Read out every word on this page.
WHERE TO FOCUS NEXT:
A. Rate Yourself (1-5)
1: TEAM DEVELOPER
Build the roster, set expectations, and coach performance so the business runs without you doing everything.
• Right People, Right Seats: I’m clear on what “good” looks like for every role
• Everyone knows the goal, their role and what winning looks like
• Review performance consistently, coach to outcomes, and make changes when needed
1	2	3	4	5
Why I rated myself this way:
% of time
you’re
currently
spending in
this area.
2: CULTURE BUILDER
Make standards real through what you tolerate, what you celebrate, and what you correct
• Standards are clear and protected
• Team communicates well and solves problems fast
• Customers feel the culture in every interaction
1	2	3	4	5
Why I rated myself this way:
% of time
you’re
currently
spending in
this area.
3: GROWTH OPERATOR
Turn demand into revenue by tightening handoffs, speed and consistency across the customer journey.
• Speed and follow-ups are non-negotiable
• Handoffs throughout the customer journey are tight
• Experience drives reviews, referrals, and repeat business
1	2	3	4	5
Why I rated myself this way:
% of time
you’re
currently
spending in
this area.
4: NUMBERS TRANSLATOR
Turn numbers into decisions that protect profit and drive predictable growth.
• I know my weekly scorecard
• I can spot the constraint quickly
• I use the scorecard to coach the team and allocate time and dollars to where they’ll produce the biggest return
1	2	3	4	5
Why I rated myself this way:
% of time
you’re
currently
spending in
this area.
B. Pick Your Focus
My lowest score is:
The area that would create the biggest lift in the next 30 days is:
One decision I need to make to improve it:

__What needs to be done__
Filter the entries and copy out every line with the word "business".

__Worked answer__
Build the roster, set expectations, and coach performance so the business runs without you doing everything.
• Experience drives reviews, referrals, and repeat business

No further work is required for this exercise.